[start DOCUMENT TEXT]

If This Then That = IFTTT

This is a very cool service I found when looking at news on Internet of Things (IoT): IFTTT (short for “If This Then That”) is a service that enables users to connect different web applications (e.g., Facebook, Evernote, Weather, Dropbox, etc.) together through simple conditional statements known as “Recipes”. If This Then That (IFTTT) is a free network service and related application that allows you to create rules, recipes calls, with which you can connect applications and automate processes to make your life easier. In addition to its default web-based application, IFTTT released app versions of the service for iPone and Android. With  IFTTT you are easily syndicating services.

Simply put the idea of service is: if action x happens, then do y. After creating an account, you can activate channels which represent your presence different platforms like Facebook, Instagram, Gmail, Twitter, and text messaging (e-mail, SMS). There are also channels for weather, news, and RSS feeds. Setting up this logic is just a series of clicks on the IFTTT web site.

[end DOCUMENT TEXT]
[start DATASET EXCERPTS]

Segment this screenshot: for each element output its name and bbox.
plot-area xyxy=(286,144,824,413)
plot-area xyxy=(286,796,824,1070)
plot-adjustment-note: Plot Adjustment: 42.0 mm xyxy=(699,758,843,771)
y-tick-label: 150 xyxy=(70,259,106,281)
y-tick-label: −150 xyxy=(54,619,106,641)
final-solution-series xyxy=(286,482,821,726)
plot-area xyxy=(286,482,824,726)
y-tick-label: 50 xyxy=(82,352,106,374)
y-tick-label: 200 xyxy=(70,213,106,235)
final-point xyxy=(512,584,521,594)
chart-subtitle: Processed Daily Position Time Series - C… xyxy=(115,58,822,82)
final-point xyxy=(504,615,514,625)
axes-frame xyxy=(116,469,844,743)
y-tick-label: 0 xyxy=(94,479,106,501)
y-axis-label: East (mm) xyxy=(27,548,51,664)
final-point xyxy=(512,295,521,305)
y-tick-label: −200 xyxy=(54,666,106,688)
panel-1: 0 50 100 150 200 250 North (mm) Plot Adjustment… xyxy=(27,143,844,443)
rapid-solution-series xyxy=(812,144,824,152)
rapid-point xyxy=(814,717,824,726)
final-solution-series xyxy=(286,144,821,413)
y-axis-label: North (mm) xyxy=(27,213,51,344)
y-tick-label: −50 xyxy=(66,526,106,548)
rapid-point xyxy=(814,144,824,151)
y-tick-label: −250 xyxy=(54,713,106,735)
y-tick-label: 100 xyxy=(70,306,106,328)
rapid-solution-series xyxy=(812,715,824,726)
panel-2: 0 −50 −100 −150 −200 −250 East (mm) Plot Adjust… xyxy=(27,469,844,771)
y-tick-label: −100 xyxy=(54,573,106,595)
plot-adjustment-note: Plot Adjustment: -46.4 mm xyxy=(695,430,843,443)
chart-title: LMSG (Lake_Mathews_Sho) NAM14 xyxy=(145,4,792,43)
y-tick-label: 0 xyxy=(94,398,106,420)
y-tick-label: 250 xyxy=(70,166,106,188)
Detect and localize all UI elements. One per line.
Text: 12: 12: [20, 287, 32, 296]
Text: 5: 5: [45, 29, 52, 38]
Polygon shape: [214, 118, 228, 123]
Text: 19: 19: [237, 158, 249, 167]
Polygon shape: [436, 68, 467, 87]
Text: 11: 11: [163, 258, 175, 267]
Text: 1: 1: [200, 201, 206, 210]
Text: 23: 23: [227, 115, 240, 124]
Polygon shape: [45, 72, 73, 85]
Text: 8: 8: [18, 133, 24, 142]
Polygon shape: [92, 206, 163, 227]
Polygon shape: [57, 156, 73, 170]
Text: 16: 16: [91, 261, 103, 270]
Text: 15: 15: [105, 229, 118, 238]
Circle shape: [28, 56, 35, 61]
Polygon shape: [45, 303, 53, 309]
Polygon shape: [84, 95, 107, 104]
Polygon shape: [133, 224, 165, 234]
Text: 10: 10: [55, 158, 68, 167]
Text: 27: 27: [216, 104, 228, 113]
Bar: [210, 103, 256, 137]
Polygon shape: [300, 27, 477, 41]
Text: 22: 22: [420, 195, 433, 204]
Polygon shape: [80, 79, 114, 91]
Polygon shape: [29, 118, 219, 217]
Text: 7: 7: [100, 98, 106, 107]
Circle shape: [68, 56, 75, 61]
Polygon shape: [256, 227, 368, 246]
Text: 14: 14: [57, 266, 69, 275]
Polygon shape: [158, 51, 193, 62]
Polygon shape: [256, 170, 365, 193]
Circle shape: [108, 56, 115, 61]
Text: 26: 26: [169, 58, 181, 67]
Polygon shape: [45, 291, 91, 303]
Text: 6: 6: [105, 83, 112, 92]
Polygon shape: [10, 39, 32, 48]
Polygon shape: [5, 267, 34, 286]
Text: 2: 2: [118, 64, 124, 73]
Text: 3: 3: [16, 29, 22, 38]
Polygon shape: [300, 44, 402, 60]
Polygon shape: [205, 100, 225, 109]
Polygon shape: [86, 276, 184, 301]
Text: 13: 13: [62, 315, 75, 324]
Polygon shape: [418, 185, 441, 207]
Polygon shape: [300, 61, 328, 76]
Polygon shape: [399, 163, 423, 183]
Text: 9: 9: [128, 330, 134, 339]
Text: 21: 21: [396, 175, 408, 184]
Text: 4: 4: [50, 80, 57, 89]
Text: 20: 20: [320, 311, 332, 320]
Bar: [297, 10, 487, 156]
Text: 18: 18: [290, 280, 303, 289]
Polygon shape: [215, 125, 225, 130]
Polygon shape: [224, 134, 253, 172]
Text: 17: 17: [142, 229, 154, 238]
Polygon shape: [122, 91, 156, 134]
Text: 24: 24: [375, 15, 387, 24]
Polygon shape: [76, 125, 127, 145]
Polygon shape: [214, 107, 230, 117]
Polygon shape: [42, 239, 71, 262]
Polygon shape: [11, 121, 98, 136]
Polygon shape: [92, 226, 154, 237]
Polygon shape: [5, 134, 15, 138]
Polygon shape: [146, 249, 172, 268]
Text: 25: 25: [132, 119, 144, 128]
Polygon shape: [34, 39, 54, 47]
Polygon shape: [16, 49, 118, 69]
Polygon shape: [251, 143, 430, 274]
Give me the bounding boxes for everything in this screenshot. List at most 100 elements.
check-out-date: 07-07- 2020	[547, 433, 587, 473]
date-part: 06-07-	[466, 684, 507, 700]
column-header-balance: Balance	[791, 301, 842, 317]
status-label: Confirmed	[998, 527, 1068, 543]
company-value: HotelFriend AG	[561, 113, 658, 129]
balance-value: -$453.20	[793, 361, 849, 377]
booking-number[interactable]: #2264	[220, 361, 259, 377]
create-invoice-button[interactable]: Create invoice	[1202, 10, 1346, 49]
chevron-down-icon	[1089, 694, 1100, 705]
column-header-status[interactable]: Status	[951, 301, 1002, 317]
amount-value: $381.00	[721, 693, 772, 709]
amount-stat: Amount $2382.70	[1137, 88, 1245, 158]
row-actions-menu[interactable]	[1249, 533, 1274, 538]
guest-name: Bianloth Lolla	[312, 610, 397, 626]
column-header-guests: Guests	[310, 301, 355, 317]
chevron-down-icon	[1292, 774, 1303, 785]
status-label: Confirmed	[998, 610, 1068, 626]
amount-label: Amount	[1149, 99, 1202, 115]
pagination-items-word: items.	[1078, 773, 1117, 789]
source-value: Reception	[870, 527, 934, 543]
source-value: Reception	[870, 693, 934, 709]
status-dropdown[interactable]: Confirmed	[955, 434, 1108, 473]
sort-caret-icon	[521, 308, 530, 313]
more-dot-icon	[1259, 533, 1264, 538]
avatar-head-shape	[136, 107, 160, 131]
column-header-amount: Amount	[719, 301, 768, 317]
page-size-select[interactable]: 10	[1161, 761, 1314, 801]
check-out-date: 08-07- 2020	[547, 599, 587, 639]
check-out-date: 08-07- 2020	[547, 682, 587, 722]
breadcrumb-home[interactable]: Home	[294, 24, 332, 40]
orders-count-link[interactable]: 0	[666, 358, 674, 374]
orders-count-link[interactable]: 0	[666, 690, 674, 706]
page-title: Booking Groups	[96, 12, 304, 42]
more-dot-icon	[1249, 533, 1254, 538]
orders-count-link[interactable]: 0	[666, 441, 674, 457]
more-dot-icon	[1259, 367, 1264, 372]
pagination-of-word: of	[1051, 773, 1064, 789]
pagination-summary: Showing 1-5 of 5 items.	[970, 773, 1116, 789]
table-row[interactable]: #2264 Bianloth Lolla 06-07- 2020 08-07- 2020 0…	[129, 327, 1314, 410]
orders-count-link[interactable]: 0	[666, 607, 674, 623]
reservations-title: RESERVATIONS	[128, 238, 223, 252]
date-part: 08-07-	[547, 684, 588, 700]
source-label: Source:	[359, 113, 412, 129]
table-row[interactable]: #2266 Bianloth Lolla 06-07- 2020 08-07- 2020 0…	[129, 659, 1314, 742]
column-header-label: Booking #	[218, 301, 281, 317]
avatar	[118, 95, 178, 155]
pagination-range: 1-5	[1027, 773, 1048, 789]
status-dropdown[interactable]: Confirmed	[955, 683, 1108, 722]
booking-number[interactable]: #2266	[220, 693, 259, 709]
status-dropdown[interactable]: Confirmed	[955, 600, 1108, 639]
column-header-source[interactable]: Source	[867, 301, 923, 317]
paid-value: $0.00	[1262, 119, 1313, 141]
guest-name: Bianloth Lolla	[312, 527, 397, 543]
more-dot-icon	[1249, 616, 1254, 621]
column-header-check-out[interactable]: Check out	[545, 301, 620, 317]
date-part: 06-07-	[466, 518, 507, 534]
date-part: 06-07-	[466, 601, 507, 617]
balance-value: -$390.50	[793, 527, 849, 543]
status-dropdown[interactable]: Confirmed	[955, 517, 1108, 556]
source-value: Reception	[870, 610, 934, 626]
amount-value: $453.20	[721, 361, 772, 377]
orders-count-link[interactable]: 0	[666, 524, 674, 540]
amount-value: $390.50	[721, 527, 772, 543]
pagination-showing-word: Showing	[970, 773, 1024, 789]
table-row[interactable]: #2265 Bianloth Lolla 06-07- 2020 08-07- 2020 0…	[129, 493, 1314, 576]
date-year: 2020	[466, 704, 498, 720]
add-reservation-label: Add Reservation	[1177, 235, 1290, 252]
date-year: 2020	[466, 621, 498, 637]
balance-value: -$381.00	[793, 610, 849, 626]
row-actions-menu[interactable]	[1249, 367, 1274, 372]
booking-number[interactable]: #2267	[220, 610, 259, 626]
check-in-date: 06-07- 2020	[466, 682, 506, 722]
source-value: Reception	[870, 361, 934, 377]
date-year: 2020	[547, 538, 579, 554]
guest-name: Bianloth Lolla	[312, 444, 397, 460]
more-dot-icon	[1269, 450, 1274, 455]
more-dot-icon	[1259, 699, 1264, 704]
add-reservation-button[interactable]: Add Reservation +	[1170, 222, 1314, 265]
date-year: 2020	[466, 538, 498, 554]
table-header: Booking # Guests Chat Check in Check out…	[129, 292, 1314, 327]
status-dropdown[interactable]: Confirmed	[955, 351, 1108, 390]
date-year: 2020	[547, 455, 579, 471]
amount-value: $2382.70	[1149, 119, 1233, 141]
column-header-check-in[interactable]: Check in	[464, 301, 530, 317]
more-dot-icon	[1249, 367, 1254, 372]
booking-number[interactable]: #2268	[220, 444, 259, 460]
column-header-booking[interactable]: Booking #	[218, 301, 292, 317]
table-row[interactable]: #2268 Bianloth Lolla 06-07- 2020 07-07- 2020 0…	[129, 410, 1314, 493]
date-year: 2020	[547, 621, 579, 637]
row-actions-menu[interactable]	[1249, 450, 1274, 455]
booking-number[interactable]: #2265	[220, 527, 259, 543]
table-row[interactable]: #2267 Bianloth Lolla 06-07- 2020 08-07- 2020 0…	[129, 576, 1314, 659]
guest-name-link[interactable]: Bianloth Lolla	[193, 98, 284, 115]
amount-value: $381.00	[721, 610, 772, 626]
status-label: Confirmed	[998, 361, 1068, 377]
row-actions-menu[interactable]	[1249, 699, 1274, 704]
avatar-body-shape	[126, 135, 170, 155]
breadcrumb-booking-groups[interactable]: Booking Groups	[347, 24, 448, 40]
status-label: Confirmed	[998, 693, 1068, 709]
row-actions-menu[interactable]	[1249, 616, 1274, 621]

[end DATASET EXCERPTS]

* _INSTRUCTIONS TO FOLLOW_: Quote the IFTTT text word for word between "Simply put the" and "the IFTTT web site.", inclusive. The items have no connection to the IFTTT text.

* _TASK SOLUTION_:
Simply put the idea of service is: if action x happens, then do y. After creating an account, you can activate channels which represent your presence different platforms like Facebook, Instagram, Gmail, Twitter, and text messaging (e-mail, SMS). There are also channels for weather, news, and RSS feeds. Setting up this logic is just a series of clicks on the IFTTT web site.